§ Short exercise:
Search the records below for the word "الحاسبات". Pull out each line that has it.

§ Source material:
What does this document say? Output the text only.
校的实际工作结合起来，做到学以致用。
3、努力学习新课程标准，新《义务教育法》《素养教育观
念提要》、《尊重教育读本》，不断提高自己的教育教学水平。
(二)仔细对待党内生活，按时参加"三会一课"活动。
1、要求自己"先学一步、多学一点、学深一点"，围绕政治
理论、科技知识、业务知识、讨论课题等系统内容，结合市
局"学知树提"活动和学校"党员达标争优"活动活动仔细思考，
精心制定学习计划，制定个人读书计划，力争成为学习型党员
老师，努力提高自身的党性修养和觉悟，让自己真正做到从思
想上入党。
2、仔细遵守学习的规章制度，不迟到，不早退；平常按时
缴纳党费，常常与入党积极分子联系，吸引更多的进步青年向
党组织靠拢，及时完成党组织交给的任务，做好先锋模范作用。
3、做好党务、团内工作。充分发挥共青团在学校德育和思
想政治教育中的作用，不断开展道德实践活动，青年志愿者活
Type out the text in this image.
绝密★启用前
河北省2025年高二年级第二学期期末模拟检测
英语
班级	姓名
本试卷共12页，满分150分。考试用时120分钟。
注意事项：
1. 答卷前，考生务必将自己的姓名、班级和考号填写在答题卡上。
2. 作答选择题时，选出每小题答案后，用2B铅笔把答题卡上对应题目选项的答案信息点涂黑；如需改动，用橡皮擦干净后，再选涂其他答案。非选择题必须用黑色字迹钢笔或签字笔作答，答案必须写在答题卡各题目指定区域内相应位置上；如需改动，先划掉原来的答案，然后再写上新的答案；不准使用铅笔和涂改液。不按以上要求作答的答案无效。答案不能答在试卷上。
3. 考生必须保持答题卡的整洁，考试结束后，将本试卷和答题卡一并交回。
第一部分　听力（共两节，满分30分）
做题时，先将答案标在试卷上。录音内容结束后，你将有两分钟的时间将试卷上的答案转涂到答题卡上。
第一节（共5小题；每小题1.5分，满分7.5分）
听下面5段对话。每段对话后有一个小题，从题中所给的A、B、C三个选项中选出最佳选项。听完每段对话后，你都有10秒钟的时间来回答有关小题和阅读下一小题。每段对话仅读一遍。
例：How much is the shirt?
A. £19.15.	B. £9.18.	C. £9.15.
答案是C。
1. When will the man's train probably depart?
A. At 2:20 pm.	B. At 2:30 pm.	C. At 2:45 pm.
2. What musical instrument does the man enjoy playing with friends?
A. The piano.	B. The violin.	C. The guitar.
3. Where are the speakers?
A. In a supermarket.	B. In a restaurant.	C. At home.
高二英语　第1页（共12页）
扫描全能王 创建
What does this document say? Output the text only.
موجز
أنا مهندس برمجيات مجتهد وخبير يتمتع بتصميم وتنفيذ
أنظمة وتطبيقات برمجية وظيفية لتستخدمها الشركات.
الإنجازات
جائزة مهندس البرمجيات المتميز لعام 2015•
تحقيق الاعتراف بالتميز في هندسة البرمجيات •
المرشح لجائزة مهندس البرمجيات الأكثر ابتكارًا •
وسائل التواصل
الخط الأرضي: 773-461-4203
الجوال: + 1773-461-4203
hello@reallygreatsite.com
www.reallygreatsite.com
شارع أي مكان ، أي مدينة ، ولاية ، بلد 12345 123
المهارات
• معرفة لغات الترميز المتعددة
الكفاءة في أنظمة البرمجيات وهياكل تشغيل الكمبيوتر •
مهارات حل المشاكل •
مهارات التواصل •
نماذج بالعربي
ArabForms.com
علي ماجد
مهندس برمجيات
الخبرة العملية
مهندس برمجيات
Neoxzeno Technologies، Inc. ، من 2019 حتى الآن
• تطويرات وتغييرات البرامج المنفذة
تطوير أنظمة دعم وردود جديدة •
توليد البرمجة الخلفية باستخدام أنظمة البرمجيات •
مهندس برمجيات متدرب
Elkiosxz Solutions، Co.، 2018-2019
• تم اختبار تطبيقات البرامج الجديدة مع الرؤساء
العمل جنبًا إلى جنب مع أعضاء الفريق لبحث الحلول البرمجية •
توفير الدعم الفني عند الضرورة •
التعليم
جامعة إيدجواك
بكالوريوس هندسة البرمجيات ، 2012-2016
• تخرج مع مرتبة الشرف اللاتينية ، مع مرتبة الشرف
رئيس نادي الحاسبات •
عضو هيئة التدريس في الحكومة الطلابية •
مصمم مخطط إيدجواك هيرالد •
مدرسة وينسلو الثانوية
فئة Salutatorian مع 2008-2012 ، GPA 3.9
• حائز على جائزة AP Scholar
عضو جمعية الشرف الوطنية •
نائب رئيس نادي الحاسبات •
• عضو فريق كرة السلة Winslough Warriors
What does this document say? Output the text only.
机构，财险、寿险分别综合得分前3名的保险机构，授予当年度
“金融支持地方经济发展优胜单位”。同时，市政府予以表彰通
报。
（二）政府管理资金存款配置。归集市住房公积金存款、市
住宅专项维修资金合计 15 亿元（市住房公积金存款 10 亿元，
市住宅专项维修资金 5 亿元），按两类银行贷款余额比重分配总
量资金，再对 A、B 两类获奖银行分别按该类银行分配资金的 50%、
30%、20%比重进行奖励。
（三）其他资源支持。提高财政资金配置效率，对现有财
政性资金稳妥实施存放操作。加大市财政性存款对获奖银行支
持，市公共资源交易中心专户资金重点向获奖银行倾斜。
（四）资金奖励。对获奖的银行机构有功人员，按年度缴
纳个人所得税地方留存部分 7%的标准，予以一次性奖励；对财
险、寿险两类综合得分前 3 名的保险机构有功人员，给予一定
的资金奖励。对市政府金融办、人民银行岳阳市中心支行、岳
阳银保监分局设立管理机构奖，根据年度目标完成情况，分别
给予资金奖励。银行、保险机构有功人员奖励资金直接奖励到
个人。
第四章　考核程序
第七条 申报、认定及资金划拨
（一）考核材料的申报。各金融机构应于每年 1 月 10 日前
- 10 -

§ Exercise result:
رئيس نادي الحاسبات •
نائب رئيس نادي الحاسبات •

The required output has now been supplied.